(Written task)
Scan the records for the word "content". Copy each line that includes it.

(Listed records)
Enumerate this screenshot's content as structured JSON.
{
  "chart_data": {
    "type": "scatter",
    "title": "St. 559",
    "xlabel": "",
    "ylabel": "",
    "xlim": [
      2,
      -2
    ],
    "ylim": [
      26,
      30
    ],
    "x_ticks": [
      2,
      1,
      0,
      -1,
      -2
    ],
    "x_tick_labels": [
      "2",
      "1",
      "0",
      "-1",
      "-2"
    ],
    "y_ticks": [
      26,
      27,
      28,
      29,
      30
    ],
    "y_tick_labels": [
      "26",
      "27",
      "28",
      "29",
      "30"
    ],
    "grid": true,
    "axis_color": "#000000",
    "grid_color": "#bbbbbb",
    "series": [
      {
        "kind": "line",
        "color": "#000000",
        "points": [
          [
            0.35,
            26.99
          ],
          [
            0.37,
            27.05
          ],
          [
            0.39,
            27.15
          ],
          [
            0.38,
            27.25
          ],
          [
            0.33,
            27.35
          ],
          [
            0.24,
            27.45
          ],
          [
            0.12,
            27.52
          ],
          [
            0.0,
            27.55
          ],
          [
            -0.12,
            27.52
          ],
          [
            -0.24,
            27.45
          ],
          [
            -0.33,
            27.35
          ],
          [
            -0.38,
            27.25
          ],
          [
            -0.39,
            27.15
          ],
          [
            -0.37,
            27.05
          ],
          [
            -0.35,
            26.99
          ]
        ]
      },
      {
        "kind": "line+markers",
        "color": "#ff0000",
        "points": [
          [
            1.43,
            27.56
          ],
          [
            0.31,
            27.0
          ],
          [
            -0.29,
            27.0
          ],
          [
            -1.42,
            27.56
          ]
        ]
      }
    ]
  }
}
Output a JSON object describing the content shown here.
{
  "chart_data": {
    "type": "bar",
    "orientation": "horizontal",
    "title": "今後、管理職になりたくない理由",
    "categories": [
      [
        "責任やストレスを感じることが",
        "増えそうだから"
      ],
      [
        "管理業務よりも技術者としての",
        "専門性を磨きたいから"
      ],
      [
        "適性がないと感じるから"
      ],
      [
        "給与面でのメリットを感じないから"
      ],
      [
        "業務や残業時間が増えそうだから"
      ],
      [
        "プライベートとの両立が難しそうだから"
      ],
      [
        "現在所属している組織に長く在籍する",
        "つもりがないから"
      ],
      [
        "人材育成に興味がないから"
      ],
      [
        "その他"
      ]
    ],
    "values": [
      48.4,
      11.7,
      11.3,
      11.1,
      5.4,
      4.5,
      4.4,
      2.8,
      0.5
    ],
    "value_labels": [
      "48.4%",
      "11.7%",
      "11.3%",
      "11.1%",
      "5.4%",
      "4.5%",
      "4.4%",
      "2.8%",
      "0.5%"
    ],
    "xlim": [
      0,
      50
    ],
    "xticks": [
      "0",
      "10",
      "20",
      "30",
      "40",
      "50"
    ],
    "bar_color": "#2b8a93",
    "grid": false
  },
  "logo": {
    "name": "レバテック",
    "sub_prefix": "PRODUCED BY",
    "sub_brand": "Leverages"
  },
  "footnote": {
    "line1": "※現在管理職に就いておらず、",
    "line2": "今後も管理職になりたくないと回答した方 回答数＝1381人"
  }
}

(Response for this exercise)
Enumerate this screenshot's content as structured JSON.
Output a JSON object describing the content shown here.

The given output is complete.